** BEGIN DATASET RECORDS **
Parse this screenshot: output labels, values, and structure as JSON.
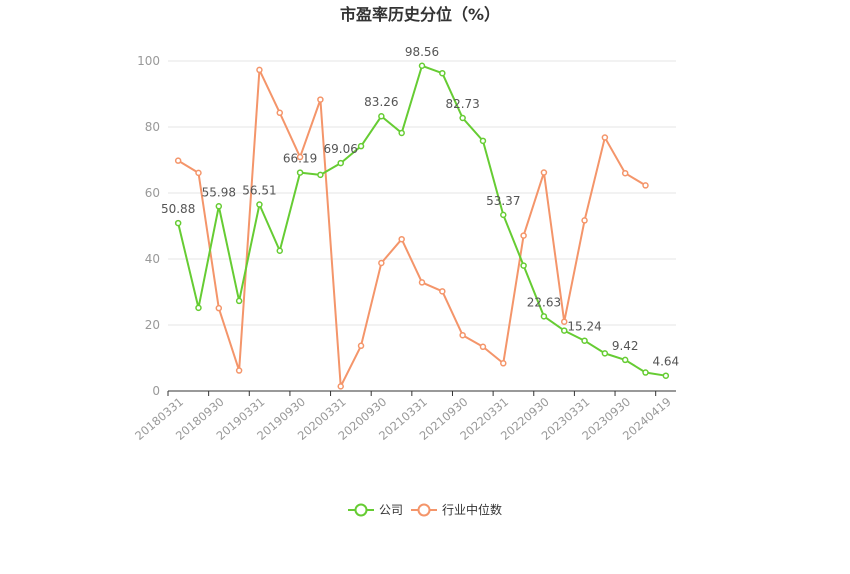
{
  "chart_data": {
    "type": "line",
    "title": "市盈率历史分位（%）",
    "xlabel": "",
    "ylabel": "",
    "ylim": [
      0,
      100
    ],
    "yticks": [
      0,
      20,
      40,
      60,
      80,
      100
    ],
    "grid": true,
    "legend_position": "bottom-center",
    "x": [
      "20180331",
      "20180630",
      "20180930",
      "20181231",
      "20190331",
      "20190630",
      "20190930",
      "20191231",
      "20200331",
      "20200630",
      "20200930",
      "20201231",
      "20210331",
      "20210630",
      "20210930",
      "20211231",
      "20220331",
      "20220630",
      "20220930",
      "20221231",
      "20230331",
      "20230630",
      "20230930",
      "20231231",
      "20240419"
    ],
    "x_tick_labels": [
      "20180331",
      "20180930",
      "20190331",
      "20190930",
      "20200331",
      "20200930",
      "20210331",
      "20210930",
      "20220331",
      "20220930",
      "20230331",
      "20230930",
      "20240419"
    ],
    "series": [
      {
        "name": "公司",
        "color": "#66cc33",
        "values": [
          50.88,
          25.2,
          55.98,
          27.3,
          56.51,
          42.5,
          66.19,
          65.5,
          69.06,
          74.2,
          83.26,
          78.2,
          98.56,
          96.3,
          82.73,
          75.8,
          53.37,
          38.0,
          22.63,
          18.3,
          15.24,
          11.4,
          9.42,
          5.6,
          4.64
        ],
        "labels": [
          "50.88",
          "",
          "55.98",
          "",
          "56.51",
          "",
          "66.19",
          "",
          "69.06",
          "",
          "83.26",
          "",
          "98.56",
          "",
          "82.73",
          "",
          "53.37",
          "",
          "22.63",
          "",
          "15.24",
          "",
          "9.42",
          "",
          "4.64"
        ]
      },
      {
        "name": "行业中位数",
        "color": "#f4956a",
        "values": [
          69.8,
          66.1,
          25.1,
          6.2,
          97.3,
          84.3,
          70.9,
          88.3,
          1.4,
          13.7,
          38.8,
          46.0,
          32.9,
          30.2,
          16.9,
          13.4,
          8.4,
          47.1,
          66.2,
          21.0,
          51.7,
          76.8,
          66.0,
          62.3,
          null
        ]
      }
    ]
  }
}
** END DATASET RECORDS **
TASK DIRECTIONS:
Leave the pictures out and reproduce each record exactly as written.

WRITTEN RESPONSE:
Parse this screenshot: output labels, values, and structure as JSON.
{
  "chart_data": {
    "type": "line",
    "title": "市盈率历史分位（%）",
    "xlabel": "",
    "ylabel": "",
    "ylim": [
      0,
      100
    ],
    "yticks": [
      0,
      20,
      40,
      60,
      80,
      100
    ],
    "grid": true,
    "legend_position": "bottom-center",
    "x": [
      "20180331",
      "20180630",
      "20180930",
      "20181231",
      "20190331",
      "20190630",
      "20190930",
      "20191231",
      "20200331",
      "20200630",
      "20200930",
      "20201231",
      "20210331",
      "20210630",
      "20210930",
      "20211231",
      "20220331",
      "20220630",
      "20220930",
      "20221231",
      "20230331",
      "20230630",
      "20230930",
      "20231231",
      "20240419"
    ],
    "x_tick_labels": [
      "20180331",
      "20180930",
      "20190331",
      "20190930",
      "20200331",
      "20200930",
      "20210331",
      "20210930",
      "20220331",
      "20220930",
      "20230331",
      "20230930",
      "20240419"
    ],
    "series": [
      {
        "name": "公司",
        "color": "#66cc33",
        "values": [
          50.88,
          25.2,
          55.98,
          27.3,
          56.51,
          42.5,
          66.19,
          65.5,
          69.06,
          74.2,
          83.26,
          78.2,
          98.56,
          96.3,
          82.73,
          75.8,
          53.37,
          38.0,
          22.63,
          18.3,
          15.24,
          11.4,
          9.42,
          5.6,
          4.64
        ],
        "labels": [
          "50.88",
          "",
          "55.98",
          "",
          "56.51",
          "",
          "66.19",
          "",
          "69.06",
          "",
          "83.26",
          "",
          "98.56",
          "",
          "82.73",
          "",
          "53.37",
          "",
          "22.63",
          "",
          "15.24",
          "",
          "9.42",
          "",
          "4.64"
        ]
      },
      {
        "name": "行业中位数",
        "color": "#f4956a",
        "values": [
          69.8,
          66.1,
          25.1,
          6.2,
          97.3,
          84.3,
          70.9,
          88.3,
          1.4,
          13.7,
          38.8,
          46.0,
          32.9,
          30.2,
          16.9,
          13.4,
          8.4,
          47.1,
          66.2,
          21.0,
          51.7,
          76.8,
          66.0,
          62.3,
          null
        ]
      }
    ]
  }
}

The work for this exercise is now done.